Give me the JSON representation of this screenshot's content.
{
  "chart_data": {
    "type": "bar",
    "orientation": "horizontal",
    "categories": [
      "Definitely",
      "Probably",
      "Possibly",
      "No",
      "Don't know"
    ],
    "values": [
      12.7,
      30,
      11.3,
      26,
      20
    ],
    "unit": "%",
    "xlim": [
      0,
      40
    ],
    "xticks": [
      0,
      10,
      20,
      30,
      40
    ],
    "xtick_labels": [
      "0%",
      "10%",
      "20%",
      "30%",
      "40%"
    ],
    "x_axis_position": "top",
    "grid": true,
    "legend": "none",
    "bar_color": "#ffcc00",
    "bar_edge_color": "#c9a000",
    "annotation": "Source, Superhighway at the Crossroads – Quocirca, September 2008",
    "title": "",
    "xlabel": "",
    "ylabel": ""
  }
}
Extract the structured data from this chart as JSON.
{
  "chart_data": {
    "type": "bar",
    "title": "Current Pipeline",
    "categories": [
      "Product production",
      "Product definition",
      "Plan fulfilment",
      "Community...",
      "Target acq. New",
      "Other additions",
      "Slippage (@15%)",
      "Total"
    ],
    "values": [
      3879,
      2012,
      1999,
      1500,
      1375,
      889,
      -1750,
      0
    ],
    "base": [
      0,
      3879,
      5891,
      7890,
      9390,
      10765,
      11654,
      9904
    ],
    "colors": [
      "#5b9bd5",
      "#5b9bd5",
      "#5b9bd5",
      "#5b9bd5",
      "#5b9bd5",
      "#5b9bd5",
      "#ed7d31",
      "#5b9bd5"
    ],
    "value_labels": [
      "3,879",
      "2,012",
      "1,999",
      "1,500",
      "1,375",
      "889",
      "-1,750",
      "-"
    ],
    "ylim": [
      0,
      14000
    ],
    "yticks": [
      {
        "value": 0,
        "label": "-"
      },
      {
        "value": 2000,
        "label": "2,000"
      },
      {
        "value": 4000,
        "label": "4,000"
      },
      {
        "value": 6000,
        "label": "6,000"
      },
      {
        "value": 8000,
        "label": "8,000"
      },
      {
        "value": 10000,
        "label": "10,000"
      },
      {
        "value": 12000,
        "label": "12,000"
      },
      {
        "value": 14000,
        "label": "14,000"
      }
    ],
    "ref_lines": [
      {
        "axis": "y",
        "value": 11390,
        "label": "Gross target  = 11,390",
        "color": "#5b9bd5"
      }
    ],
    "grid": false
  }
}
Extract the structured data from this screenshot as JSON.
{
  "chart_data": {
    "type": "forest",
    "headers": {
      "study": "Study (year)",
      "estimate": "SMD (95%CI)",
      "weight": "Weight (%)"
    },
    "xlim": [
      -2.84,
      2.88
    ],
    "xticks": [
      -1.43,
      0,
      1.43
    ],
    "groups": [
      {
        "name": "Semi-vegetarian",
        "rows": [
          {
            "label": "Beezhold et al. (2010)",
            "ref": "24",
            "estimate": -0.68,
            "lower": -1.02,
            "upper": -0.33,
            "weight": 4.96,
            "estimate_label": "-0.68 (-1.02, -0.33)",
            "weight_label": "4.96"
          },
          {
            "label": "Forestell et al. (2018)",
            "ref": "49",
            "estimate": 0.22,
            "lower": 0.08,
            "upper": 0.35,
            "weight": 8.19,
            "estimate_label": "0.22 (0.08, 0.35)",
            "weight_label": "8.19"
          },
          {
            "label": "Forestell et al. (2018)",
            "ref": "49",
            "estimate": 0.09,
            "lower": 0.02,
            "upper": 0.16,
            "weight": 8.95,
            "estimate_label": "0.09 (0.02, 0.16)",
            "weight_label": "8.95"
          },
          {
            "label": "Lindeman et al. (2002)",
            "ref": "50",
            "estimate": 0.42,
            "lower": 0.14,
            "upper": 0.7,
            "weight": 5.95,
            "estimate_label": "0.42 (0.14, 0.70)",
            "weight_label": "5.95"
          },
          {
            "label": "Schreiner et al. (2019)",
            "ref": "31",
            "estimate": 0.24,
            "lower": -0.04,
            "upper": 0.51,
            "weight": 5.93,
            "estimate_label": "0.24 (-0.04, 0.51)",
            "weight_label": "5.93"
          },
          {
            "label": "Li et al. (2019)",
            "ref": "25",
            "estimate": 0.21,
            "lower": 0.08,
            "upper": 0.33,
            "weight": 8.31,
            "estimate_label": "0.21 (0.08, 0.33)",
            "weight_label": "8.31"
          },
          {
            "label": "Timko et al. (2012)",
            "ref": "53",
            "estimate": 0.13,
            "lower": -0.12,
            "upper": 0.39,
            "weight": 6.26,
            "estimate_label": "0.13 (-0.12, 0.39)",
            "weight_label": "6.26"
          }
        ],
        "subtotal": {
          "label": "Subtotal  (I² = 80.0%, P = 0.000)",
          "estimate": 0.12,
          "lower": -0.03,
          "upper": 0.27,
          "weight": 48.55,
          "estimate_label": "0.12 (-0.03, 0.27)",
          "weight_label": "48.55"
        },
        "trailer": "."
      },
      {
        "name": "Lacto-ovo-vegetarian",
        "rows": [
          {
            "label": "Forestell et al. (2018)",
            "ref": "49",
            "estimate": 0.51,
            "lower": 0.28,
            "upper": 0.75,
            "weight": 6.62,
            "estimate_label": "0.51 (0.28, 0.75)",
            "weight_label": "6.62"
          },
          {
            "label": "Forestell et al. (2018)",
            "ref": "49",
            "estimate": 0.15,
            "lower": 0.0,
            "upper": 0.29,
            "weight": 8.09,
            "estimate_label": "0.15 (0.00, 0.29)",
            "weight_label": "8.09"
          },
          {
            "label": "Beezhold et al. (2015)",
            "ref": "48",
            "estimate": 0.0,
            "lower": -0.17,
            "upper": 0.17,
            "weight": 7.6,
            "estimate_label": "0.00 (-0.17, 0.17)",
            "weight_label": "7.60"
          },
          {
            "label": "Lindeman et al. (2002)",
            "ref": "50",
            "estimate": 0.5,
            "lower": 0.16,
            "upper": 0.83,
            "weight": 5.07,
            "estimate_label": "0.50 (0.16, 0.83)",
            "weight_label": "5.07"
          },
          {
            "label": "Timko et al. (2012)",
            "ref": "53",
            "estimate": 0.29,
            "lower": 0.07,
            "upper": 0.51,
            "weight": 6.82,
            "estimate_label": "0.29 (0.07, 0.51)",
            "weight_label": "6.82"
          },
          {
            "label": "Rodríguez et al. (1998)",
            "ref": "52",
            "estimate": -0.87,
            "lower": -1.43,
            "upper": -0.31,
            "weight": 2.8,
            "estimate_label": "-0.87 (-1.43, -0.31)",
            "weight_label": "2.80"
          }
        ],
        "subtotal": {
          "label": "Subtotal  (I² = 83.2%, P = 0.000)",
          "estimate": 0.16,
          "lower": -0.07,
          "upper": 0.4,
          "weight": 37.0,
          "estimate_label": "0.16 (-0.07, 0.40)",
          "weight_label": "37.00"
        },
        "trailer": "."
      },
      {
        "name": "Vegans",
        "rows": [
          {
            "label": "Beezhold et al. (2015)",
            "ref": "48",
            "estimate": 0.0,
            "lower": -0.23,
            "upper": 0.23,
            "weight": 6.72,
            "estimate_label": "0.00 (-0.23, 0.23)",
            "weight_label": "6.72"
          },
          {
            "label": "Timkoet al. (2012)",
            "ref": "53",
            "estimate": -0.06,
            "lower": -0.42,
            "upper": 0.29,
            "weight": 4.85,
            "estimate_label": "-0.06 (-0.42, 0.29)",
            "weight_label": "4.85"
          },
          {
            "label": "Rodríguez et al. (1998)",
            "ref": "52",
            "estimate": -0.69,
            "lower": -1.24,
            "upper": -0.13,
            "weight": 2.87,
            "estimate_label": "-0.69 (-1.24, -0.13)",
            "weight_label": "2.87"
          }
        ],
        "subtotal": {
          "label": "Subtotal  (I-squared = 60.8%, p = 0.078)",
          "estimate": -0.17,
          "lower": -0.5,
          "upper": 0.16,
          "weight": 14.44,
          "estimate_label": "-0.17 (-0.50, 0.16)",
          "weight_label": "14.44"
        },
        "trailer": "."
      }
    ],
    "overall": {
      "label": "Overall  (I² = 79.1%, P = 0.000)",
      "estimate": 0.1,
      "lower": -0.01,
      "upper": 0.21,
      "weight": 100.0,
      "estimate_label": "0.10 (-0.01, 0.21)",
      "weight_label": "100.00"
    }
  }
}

Description of the task
Read the lines above. Gather those in which the string "JSON" is found.

Response to the exercise
Give me the JSON representation of this screenshot's content.
Extract the structured data from this chart as JSON.
Extract the structured data from this screenshot as JSON.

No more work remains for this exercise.